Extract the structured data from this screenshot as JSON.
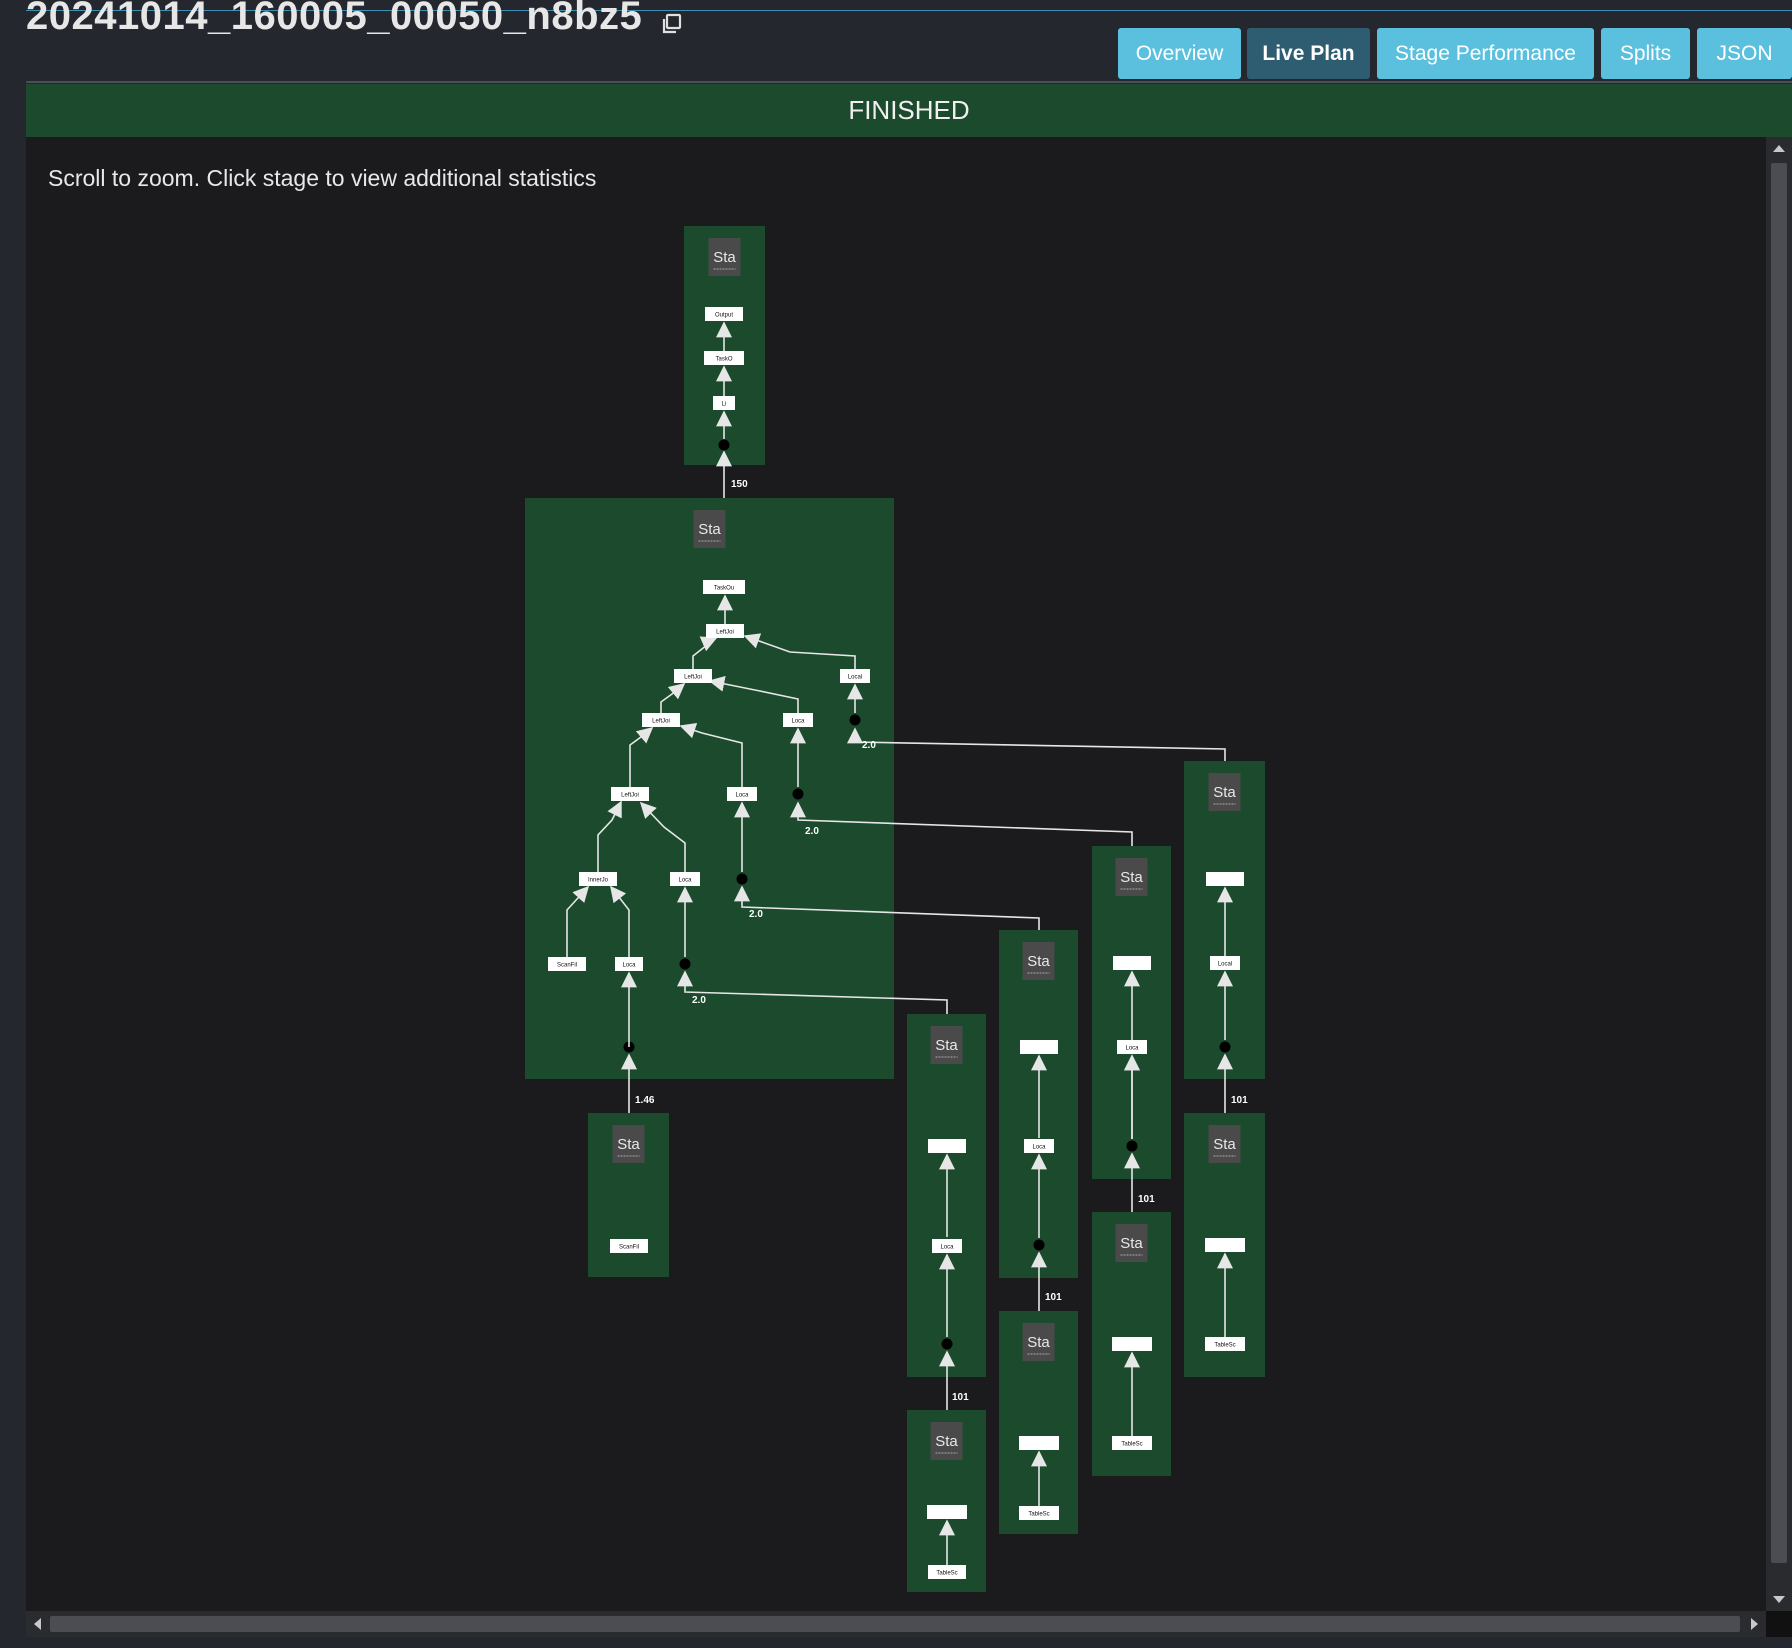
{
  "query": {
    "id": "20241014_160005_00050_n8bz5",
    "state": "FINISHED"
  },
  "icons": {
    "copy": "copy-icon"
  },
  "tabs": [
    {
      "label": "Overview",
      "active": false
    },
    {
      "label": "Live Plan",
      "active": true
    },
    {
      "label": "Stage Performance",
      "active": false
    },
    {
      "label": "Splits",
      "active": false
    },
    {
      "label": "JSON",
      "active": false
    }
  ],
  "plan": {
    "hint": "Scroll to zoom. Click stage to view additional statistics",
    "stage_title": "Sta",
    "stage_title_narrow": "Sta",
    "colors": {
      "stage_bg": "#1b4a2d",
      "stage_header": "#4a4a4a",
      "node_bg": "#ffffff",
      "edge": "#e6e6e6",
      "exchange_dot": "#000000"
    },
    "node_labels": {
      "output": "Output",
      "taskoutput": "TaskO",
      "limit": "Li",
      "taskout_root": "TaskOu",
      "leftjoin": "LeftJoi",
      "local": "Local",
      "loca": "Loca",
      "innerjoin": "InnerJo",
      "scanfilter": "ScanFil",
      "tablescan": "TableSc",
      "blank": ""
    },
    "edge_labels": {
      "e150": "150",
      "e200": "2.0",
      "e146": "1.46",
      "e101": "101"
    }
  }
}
•••
Write out the records above once more, word for word, with no pictures.

— The result —
Extract the structured data from this screenshot as JSON.
{
  "query": {
    "id": "20241014_160005_00050_n8bz5",
    "state": "FINISHED"
  },
  "icons": {
    "copy": "copy-icon"
  },
  "tabs": [
    {
      "label": "Overview",
      "active": false
    },
    {
      "label": "Live Plan",
      "active": true
    },
    {
      "label": "Stage Performance",
      "active": false
    },
    {
      "label": "Splits",
      "active": false
    },
    {
      "label": "JSON",
      "active": false
    }
  ],
  "plan": {
    "hint": "Scroll to zoom. Click stage to view additional statistics",
    "stage_title": "Sta",
    "stage_title_narrow": "Sta",
    "colors": {
      "stage_bg": "#1b4a2d",
      "stage_header": "#4a4a4a",
      "node_bg": "#ffffff",
      "edge": "#e6e6e6",
      "exchange_dot": "#000000"
    },
    "node_labels": {
      "output": "Output",
      "taskoutput": "TaskO",
      "limit": "Li",
      "taskout_root": "TaskOu",
      "leftjoin": "LeftJoi",
      "local": "Local",
      "loca": "Loca",
      "innerjoin": "InnerJo",
      "scanfilter": "ScanFil",
      "tablescan": "TableSc",
      "blank": ""
    },
    "edge_labels": {
      "e150": "150",
      "e200": "2.0",
      "e146": "1.46",
      "e101": "101"
    }
  }
}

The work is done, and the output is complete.